Pictures do not belong in your copy. Repeat all the other data exactly.

───── Material shown ─────

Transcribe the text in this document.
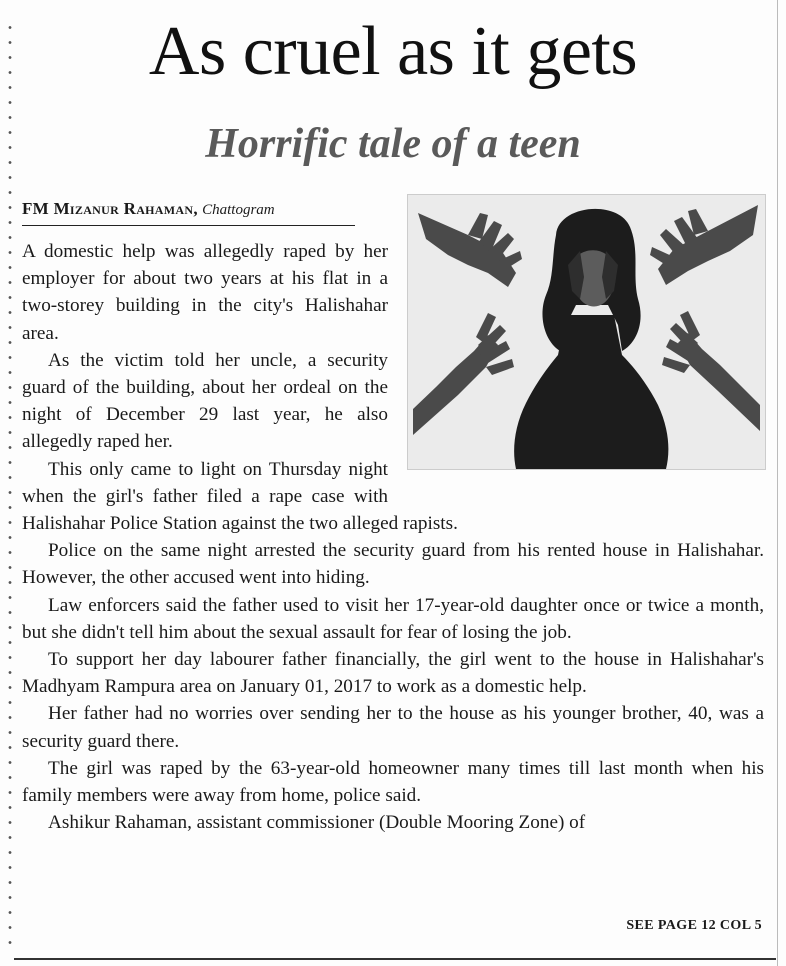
As cruel as it gets
Horrific tale of a teen
FM Mizanur Rahaman, Chattogram

A domestic help was allegedly raped by her employer for about two years at his flat in a two-storey building in the city's Halishahar area.

As the victim told her uncle, a security guard of the building, about her ordeal on the night of December 29 last year, he also allegedly raped her.

This only came to light on Thursday night when the girl's father filed a rape case with Halishahar Police Station against the two alleged rapists.

Police on the same night arrested the security guard from his rented house in Halishahar. However, the other accused went into hiding.

Law enforcers said the father used to visit her 17-year-old daughter once or twice a month, but she didn't tell him about the sexual assault for fear of losing the job.

To support her day labourer father financially, the girl went to the house in Halishahar's Madhyam Rampura area on January 01, 2017 to work as a domestic help.

Her father had no worries over sending her to the house as his younger brother, 40, was a security guard there.

The girl was raped by the 63-year-old homeowner many times till last month when his family members were away from home, police said.

Ashikur Rahaman, assistant commissioner (Double Mooring Zone) of

SEE PAGE 12 COL 5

─────

**Solution to the problem:**
Transcribe the text in this document.
As cruel as it gets
Horrific tale of a teen
FM Mizanur Rahaman, Chattogram

A domestic help was allegedly raped by her employer for about two years at his flat in a two-storey building in the city's Halishahar area.

As the victim told her uncle, a security guard of the building, about her ordeal on the night of December 29 last year, he also allegedly raped her.

This only came to light on Thursday night when the girl's father filed a rape case with Halishahar Police Station against the two alleged rapists.

Police on the same night arrested the security guard from his rented house in Halishahar. However, the other accused went into hiding.

Law enforcers said the father used to visit her 17-year-old daughter once or twice a month, but she didn't tell him about the sexual assault for fear of losing the job.

To support her day labourer father financially, the girl went to the house in Halishahar's Madhyam Rampura area on January 01, 2017 to work as a domestic help.

Her father had no worries over sending her to the house as his younger brother, 40, was a security guard there.

The girl was raped by the 63-year-old homeowner many times till last month when his family members were away from home, police said.

Ashikur Rahaman, assistant commissioner (Double Mooring Zone) of

SEE PAGE 12 COL 5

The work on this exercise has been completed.